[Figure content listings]
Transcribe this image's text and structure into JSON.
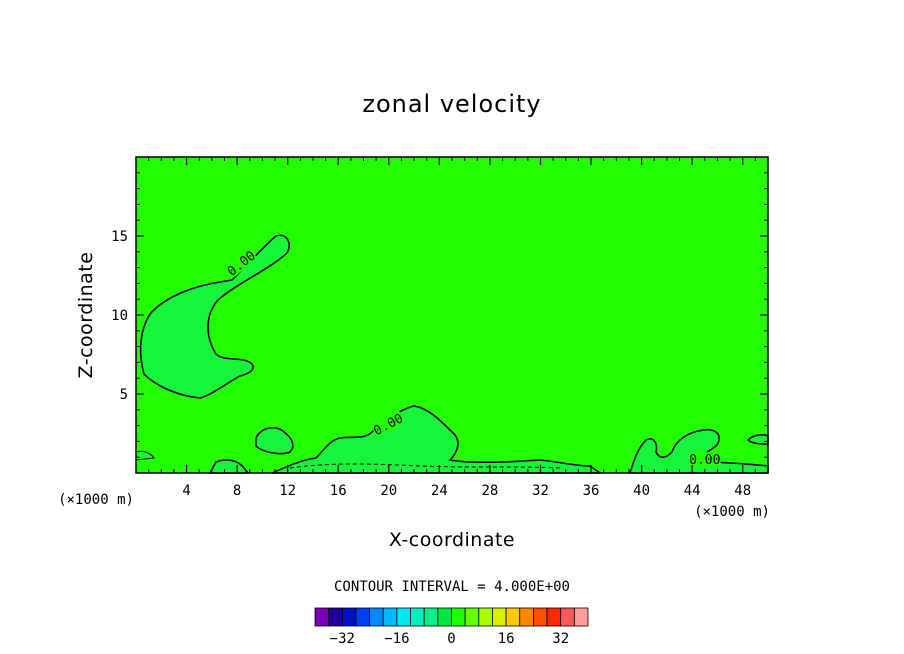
{
  "chart_data": {
    "type": "contour",
    "title": "zonal velocity",
    "xlabel": "X-coordinate",
    "ylabel": "Z-coordinate",
    "x_unit_left": "(×1000 m)",
    "x_unit_right": "(×1000 m)",
    "xlim": [
      0,
      50
    ],
    "ylim": [
      0,
      20
    ],
    "x_ticks": [
      4,
      8,
      12,
      16,
      20,
      24,
      28,
      32,
      36,
      40,
      44,
      48
    ],
    "y_ticks": [
      5,
      10,
      15
    ],
    "field_color": "#22ff00",
    "contour_labels": [
      {
        "text": "0.00",
        "x": 8.4,
        "y": 13.2,
        "angle": -38
      },
      {
        "text": "0.00",
        "x": 20.0,
        "y": 3.0,
        "angle": -28
      },
      {
        "text": "0.00",
        "x": 45.0,
        "y": 0.75,
        "angle": 0
      }
    ],
    "contour_interval_text": "CONTOUR INTERVAL = 4.000E+00",
    "colorbar": {
      "colors": [
        "#7a00b8",
        "#2200a0",
        "#0010c8",
        "#0040f0",
        "#0088ff",
        "#00b8ff",
        "#00e8f0",
        "#00f0c0",
        "#00f088",
        "#00e840",
        "#20ff00",
        "#66ff00",
        "#a8ff00",
        "#d8f000",
        "#ffc800",
        "#ff8800",
        "#ff5000",
        "#ff2800",
        "#ff5a5a",
        "#ff9c9c"
      ],
      "tick_values": [
        -32,
        -16,
        0,
        16,
        32
      ],
      "tick_labels": [
        "−32",
        "−16",
        "0",
        "16",
        "32"
      ],
      "min": -40,
      "max": 40
    }
  }
}
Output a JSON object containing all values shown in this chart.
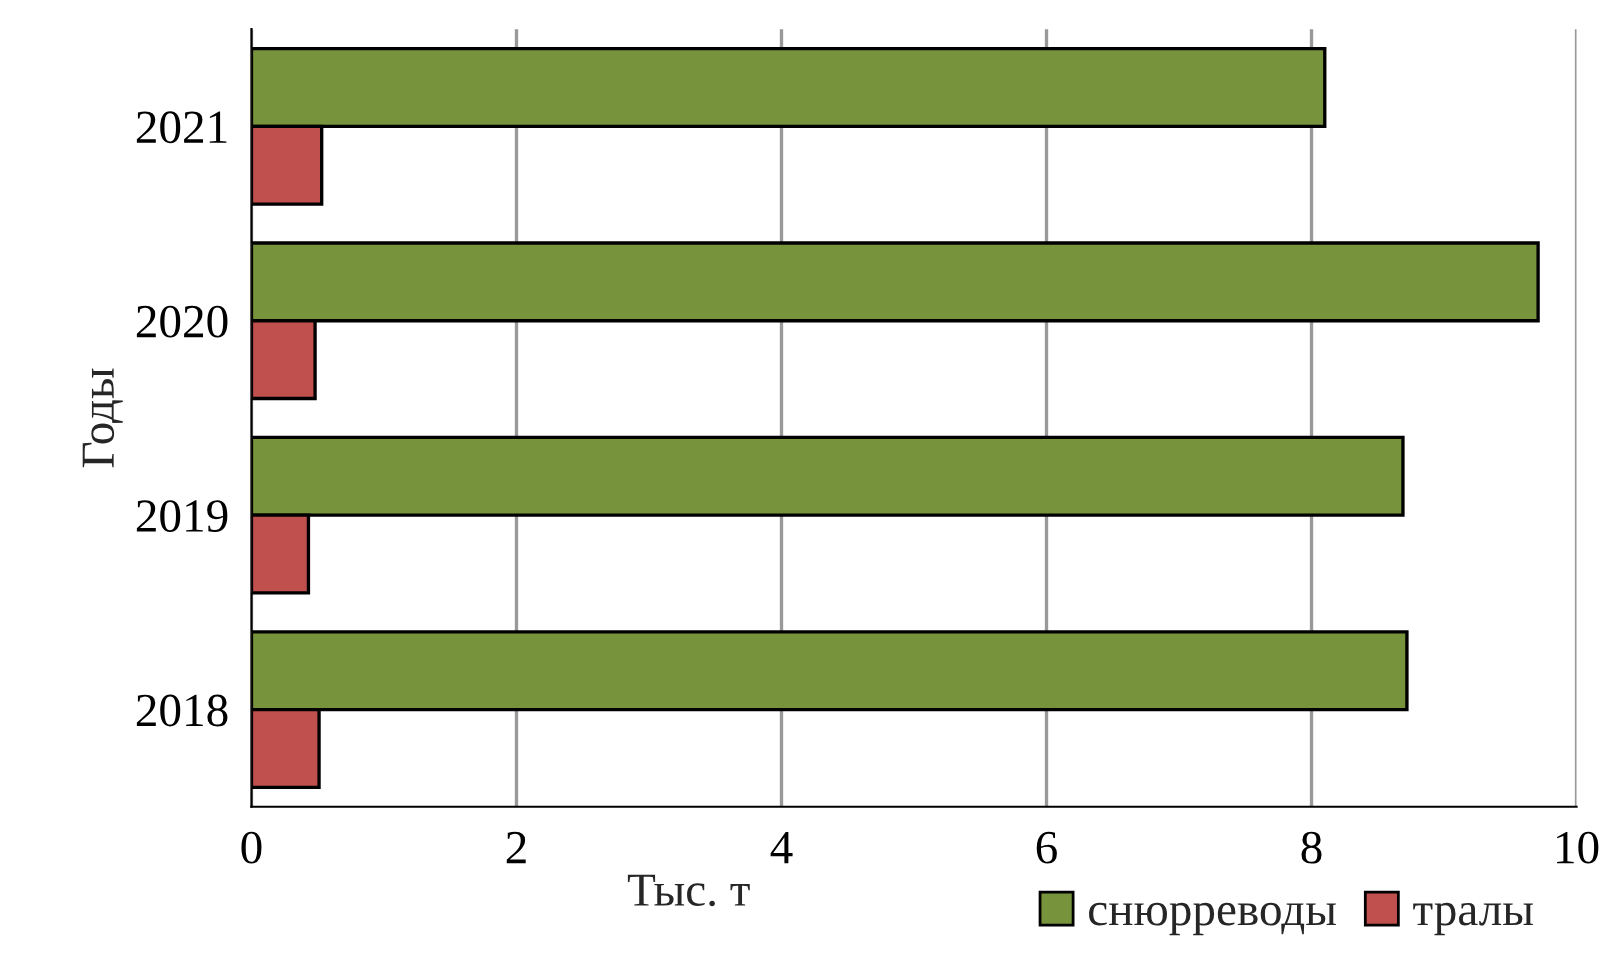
{
  "chart_data": {
    "type": "bar",
    "orientation": "horizontal",
    "xlabel": "Тыс. т",
    "ylabel": "Годы",
    "categories": [
      "2021",
      "2020",
      "2019",
      "2018"
    ],
    "series": [
      {
        "name": "снюрреводы",
        "color": "#77933c",
        "values": [
          8.1,
          9.71,
          8.69,
          8.72
        ]
      },
      {
        "name": "тралы",
        "color": "#c0504d",
        "values": [
          0.53,
          0.48,
          0.43,
          0.51
        ]
      }
    ],
    "xlim": [
      0,
      10
    ],
    "xticks": [
      0,
      2,
      4,
      6,
      8,
      10
    ],
    "grid": "x",
    "legend": "bottom right"
  }
}
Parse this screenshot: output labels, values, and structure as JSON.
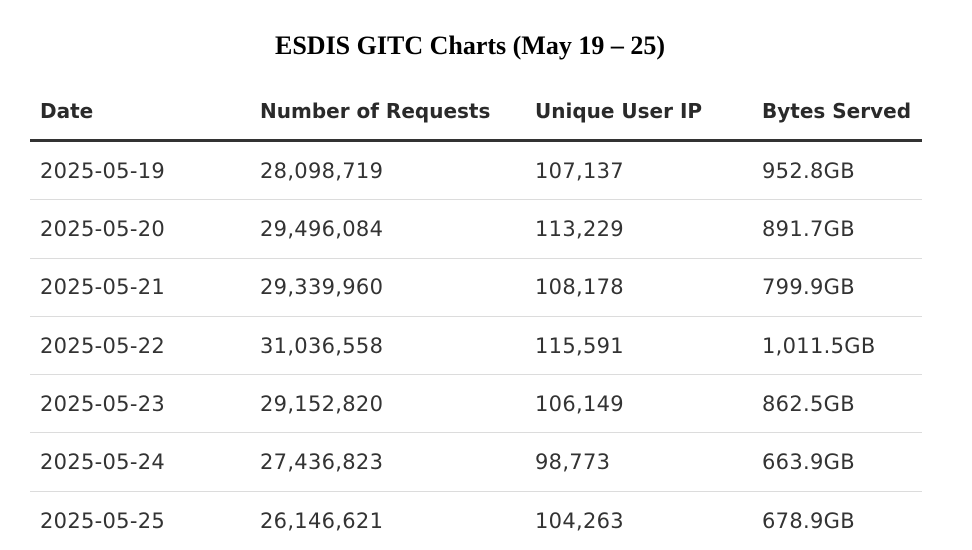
{
  "title": "ESDIS GITC Charts (May 19 – 25)",
  "table": {
    "headers": [
      "Date",
      "Number of Requests",
      "Unique User IP",
      "Bytes Served"
    ],
    "rows": [
      [
        "2025-05-19",
        "28,098,719",
        "107,137",
        "952.8GB"
      ],
      [
        "2025-05-20",
        "29,496,084",
        "113,229",
        "891.7GB"
      ],
      [
        "2025-05-21",
        "29,339,960",
        "108,178",
        "799.9GB"
      ],
      [
        "2025-05-22",
        "31,036,558",
        "115,591",
        "1,011.5GB"
      ],
      [
        "2025-05-23",
        "29,152,820",
        "106,149",
        "862.5GB"
      ],
      [
        "2025-05-24",
        "27,436,823",
        "98,773",
        "663.9GB"
      ],
      [
        "2025-05-25",
        "26,146,621",
        "104,263",
        "678.9GB"
      ]
    ]
  }
}
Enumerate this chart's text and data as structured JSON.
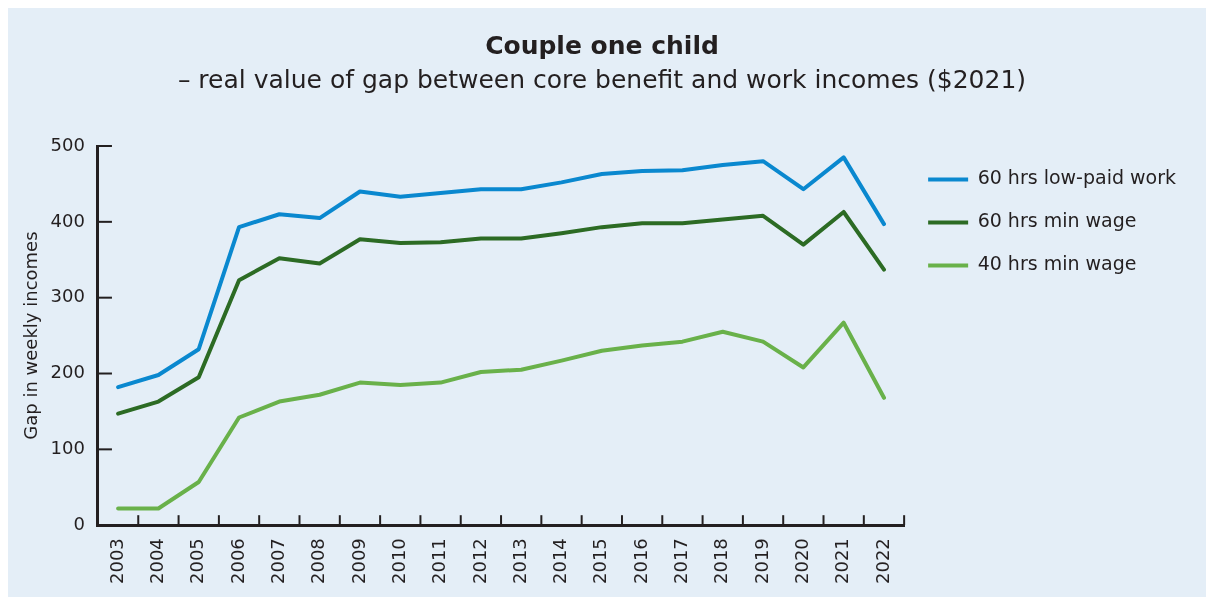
{
  "chart_data": {
    "type": "line",
    "title": "Couple one child",
    "subtitle": "– real value of gap between core benefit and work incomes ($2021)",
    "ylabel": "Gap in weekly incomes",
    "categories": [
      "2003",
      "2004",
      "2005",
      "2006",
      "2007",
      "2008",
      "2009",
      "2010",
      "2011",
      "2012",
      "2013",
      "2014",
      "2015",
      "2016",
      "2017",
      "2018",
      "2019",
      "2020",
      "2021",
      "2022"
    ],
    "series": [
      {
        "name": "60 hrs low-paid work",
        "color": "#0a88cf",
        "values": [
          182,
          198,
          232,
          393,
          410,
          405,
          440,
          433,
          438,
          443,
          443,
          452,
          463,
          467,
          468,
          475,
          480,
          443,
          485,
          397
        ]
      },
      {
        "name": "60 hrs min wage",
        "color": "#2c6b24",
        "values": [
          147,
          163,
          195,
          323,
          352,
          345,
          377,
          372,
          373,
          378,
          378,
          385,
          393,
          398,
          398,
          403,
          408,
          370,
          413,
          337
        ]
      },
      {
        "name": "40 hrs min wage",
        "color": "#69b14a",
        "values": [
          22,
          22,
          57,
          142,
          163,
          172,
          188,
          185,
          188,
          202,
          205,
          217,
          230,
          237,
          242,
          255,
          242,
          208,
          267,
          168
        ]
      }
    ],
    "ylim": [
      0,
      500
    ],
    "yticks": [
      0,
      100,
      200,
      300,
      400,
      500
    ],
    "grid": false,
    "legend": "right",
    "marker": "none",
    "line_style": "solid"
  }
}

*Task:* Copy every line above word for word and exclude the pictures.

*Written reply:*
Transcribe this image's text and structure into JSON.
{
  "chart_data": {
    "type": "contour",
    "title": "zonal velocity",
    "xlabel": "X-coordinate",
    "ylabel": "Z-coordinate",
    "x_unit_left": "(×1000 m)",
    "x_unit_right": "(×1000 m)",
    "xlim": [
      0,
      50
    ],
    "ylim": [
      0,
      20
    ],
    "x_ticks": [
      4,
      8,
      12,
      16,
      20,
      24,
      28,
      32,
      36,
      40,
      44,
      48
    ],
    "y_ticks": [
      5,
      10,
      15
    ],
    "field_color": "#22ff00",
    "contour_labels": [
      {
        "text": "0.00",
        "x": 8.4,
        "y": 13.2,
        "angle": -38
      },
      {
        "text": "0.00",
        "x": 20.0,
        "y": 3.0,
        "angle": -28
      },
      {
        "text": "0.00",
        "x": 45.0,
        "y": 0.75,
        "angle": 0
      }
    ],
    "contour_interval_text": "CONTOUR INTERVAL = 4.000E+00",
    "colorbar": {
      "colors": [
        "#7a00b8",
        "#2200a0",
        "#0010c8",
        "#0040f0",
        "#0088ff",
        "#00b8ff",
        "#00e8f0",
        "#00f0c0",
        "#00f088",
        "#00e840",
        "#20ff00",
        "#66ff00",
        "#a8ff00",
        "#d8f000",
        "#ffc800",
        "#ff8800",
        "#ff5000",
        "#ff2800",
        "#ff5a5a",
        "#ff9c9c"
      ],
      "tick_values": [
        -32,
        -16,
        0,
        16,
        32
      ],
      "tick_labels": [
        "−32",
        "−16",
        "0",
        "16",
        "32"
      ],
      "min": -40,
      "max": 40
    }
  }
}
Output a JSON object containing all values shown in this chart.
{
  "chart_data": {
    "type": "bar",
    "orientation": "horizontal",
    "xlabel": "Тыс. т",
    "ylabel": "Годы",
    "categories": [
      "2021",
      "2020",
      "2019",
      "2018"
    ],
    "series": [
      {
        "name": "снюрреводы",
        "color": "#77933c",
        "values": [
          8.1,
          9.71,
          8.69,
          8.72
        ]
      },
      {
        "name": "тралы",
        "color": "#c0504d",
        "values": [
          0.53,
          0.48,
          0.43,
          0.51
        ]
      }
    ],
    "xlim": [
      0,
      10
    ],
    "xticks": [
      0,
      2,
      4,
      6,
      8,
      10
    ],
    "grid": "x",
    "legend": "bottom right"
  }
}
Parse this screenshot: output labels, values, and structure as JSON.
{
  "title": "ESDIS GITC Charts (May 19 – 25)",
  "table": {
    "headers": [
      "Date",
      "Number of Requests",
      "Unique User IP",
      "Bytes Served"
    ],
    "rows": [
      [
        "2025-05-19",
        "28,098,719",
        "107,137",
        "952.8GB"
      ],
      [
        "2025-05-20",
        "29,496,084",
        "113,229",
        "891.7GB"
      ],
      [
        "2025-05-21",
        "29,339,960",
        "108,178",
        "799.9GB"
      ],
      [
        "2025-05-22",
        "31,036,558",
        "115,591",
        "1,011.5GB"
      ],
      [
        "2025-05-23",
        "29,152,820",
        "106,149",
        "862.5GB"
      ],
      [
        "2025-05-24",
        "27,436,823",
        "98,773",
        "663.9GB"
      ],
      [
        "2025-05-25",
        "26,146,621",
        "104,263",
        "678.9GB"
      ]
    ]
  }
}
Enumerate this chart's text and data as structured JSON.
{
  "chart_data": {
    "type": "line",
    "title": "Couple one child",
    "subtitle": "– real value of gap between core benefit and work incomes ($2021)",
    "ylabel": "Gap in weekly incomes",
    "categories": [
      "2003",
      "2004",
      "2005",
      "2006",
      "2007",
      "2008",
      "2009",
      "2010",
      "2011",
      "2012",
      "2013",
      "2014",
      "2015",
      "2016",
      "2017",
      "2018",
      "2019",
      "2020",
      "2021",
      "2022"
    ],
    "series": [
      {
        "name": "60 hrs low-paid work",
        "color": "#0a88cf",
        "values": [
          182,
          198,
          232,
          393,
          410,
          405,
          440,
          433,
          438,
          443,
          443,
          452,
          463,
          467,
          468,
          475,
          480,
          443,
          485,
          397
        ]
      },
      {
        "name": "60 hrs min wage",
        "color": "#2c6b24",
        "values": [
          147,
          163,
          195,
          323,
          352,
          345,
          377,
          372,
          373,
          378,
          378,
          385,
          393,
          398,
          398,
          403,
          408,
          370,
          413,
          337
        ]
      },
      {
        "name": "40 hrs min wage",
        "color": "#69b14a",
        "values": [
          22,
          22,
          57,
          142,
          163,
          172,
          188,
          185,
          188,
          202,
          205,
          217,
          230,
          237,
          242,
          255,
          242,
          208,
          267,
          168
        ]
      }
    ],
    "ylim": [
      0,
      500
    ],
    "yticks": [
      0,
      100,
      200,
      300,
      400,
      500
    ],
    "grid": false,
    "legend": "right",
    "marker": "none",
    "line_style": "solid"
  }
}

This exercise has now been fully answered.